## TEXT PROVIDED
Working Paper Series

 

All invited to the fourth monthly meeting of the Global Security Hub, which continues the working paper series. This month, the presentation will be by Stuart Macdonald, Professor of Law and Criminology at Swansea University, U.K., and Visiting Fullbright Scholar at the Orfalea Center. Dr. Macdonald studied Law at the Universities of Cambridge (BA) and Southampton (PhD). In 2005 he joined Swansea University, where he was appointed Professor in 2016. He is co-director of the University’s £7.6m EPSRC CHERISH Digital Economy Centre (www.cherish-de.uk) and the multidisciplinary Cyberterrorism Project (http://www.cyberterrorism-project.org/), author of Text, Cases and Materials on Criminal Law (Pearson, 2015) and co-editor of Violent Extremism Online: New Perspectives on Terrorism and the Internet (Routledge, 2016), Terrorism Online: Politics, Law and Technology (Routledge, 2015) and Cyberterrorism: Understanding, Assessment and Response (Springer, 2014). He has previously received research funding from the British Academy and NATO’s Emerging Security Challenges Division, and has held visiting scholarships at the University of California, Santa Barbara, Université de Grenoble-Alpes, University of Sydney and Columbia University, New York. He is a member of EUROPOL’s Advisory Group on online terrorist propaganda, and the holder of a 2016/17 Fulbright Cyber Security Award.

## Item position entries
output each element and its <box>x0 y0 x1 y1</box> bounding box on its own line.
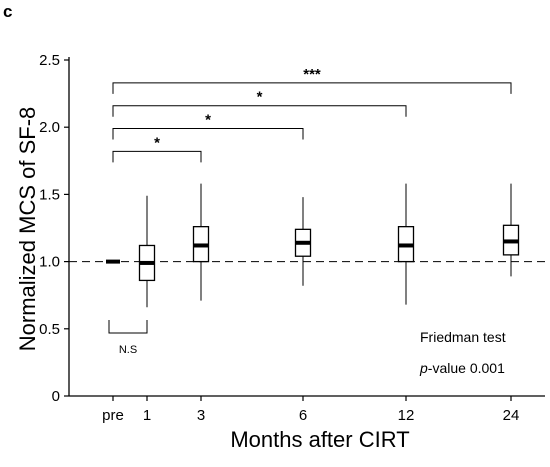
y-tick-label: 0 <box>52 388 60 405</box>
significance-label: * <box>154 134 160 151</box>
median-bar <box>193 243 209 248</box>
y-tick-label: 1.5 <box>39 186 60 203</box>
panel-letter: c <box>3 2 12 21</box>
axes: 0 0.5 1.0 1.5 2.0 2.5 pre 1 3 6 12 24 <box>39 52 545 424</box>
x-tick-label: 12 <box>398 407 415 424</box>
box-12 <box>397 183 415 305</box>
significance-label: * <box>205 112 211 129</box>
bracket <box>112 128 304 140</box>
bracket <box>112 105 407 117</box>
median-bar <box>503 239 519 244</box>
box-pre <box>106 259 120 264</box>
y-tick-label: 1.0 <box>39 254 60 271</box>
comparison-brackets: ****** <box>112 66 512 163</box>
comparison-pre-24: *** <box>112 66 512 94</box>
y-axis-title: Normalized MCS of SF-8 <box>15 107 40 352</box>
significance-label: * <box>257 89 263 106</box>
y-tick-label: 2.0 <box>39 119 60 136</box>
ns-bracket <box>108 320 148 334</box>
median-bar <box>139 260 155 265</box>
y-tick-label: 2.5 <box>39 52 60 69</box>
median-bar <box>295 240 311 245</box>
box-1 <box>138 195 156 308</box>
bracket <box>112 150 202 163</box>
significance-label: *** <box>303 66 321 83</box>
box-24 <box>502 183 520 277</box>
box-6 <box>294 197 312 286</box>
ns-bracket-group: N.S <box>108 320 148 356</box>
p-value-label: p-value 0.001 <box>419 360 505 376</box>
p-value-text: -value 0.001 <box>428 360 505 376</box>
box-3 <box>192 183 210 301</box>
x-axis-title: Months after CIRT <box>230 427 409 452</box>
x-tick-label: 24 <box>503 407 520 424</box>
comparison-pre-12: * <box>112 89 407 117</box>
comparison-pre-6: * <box>112 112 304 140</box>
median-bar <box>106 259 120 264</box>
friedman-test-label: Friedman test <box>420 329 506 345</box>
boxes-group <box>106 183 520 308</box>
x-tick-label: 1 <box>143 407 151 424</box>
x-tick-label: 3 <box>197 407 205 424</box>
y-tick-label: 0.5 <box>39 321 60 338</box>
ns-label: N.S <box>119 344 137 356</box>
comparison-pre-3: * <box>112 134 202 163</box>
p-value-prefix: p <box>419 360 428 376</box>
median-bar <box>398 243 414 248</box>
bracket <box>112 82 512 94</box>
x-tick-label: 6 <box>299 407 307 424</box>
x-tick-label: pre <box>102 407 124 424</box>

## INSTRUCTIONS TO FOLLOW
Extend the Global Security Hub meeting announcement, picking up after its final sentence.

## TASK ANSWER
Terrorist Narratives and Communicative Devices: Findings from a Study of Online Terrorist Magazines

This talk will present findings from a multidisciplinary study of five online terrorist magazines. These magazines – which were all produced by groups following a jihadist ideology – published a total of 39 issues during the data collection period (1 January 2009 to 30 June 2015), containing a combined total of 892,174 words and 3869 images. The talk will begin with an overview of the composition of the magazines and the content of the images found within their pages, highlighting some of the differences that exist between the different groups’ publications. It will then focus specifically on Dabiq, the magazine published by the so-called Islamic State, analysing this using the framework of responsive regulation. The argument will be that, whilst there are obvious dissimilarities between the efforts of regulators and the producers of Dabiq, the two have one key feature in common: both seek to achieve compliance with a given set of norms by inducing behavioural and attitudinal change. The subsequent analysis will be organised into three sections: the persuasive techniques employed in Dabiq; the interplay between these techniques; and, the role played by assessments of (procedural as well as substantive) fairness.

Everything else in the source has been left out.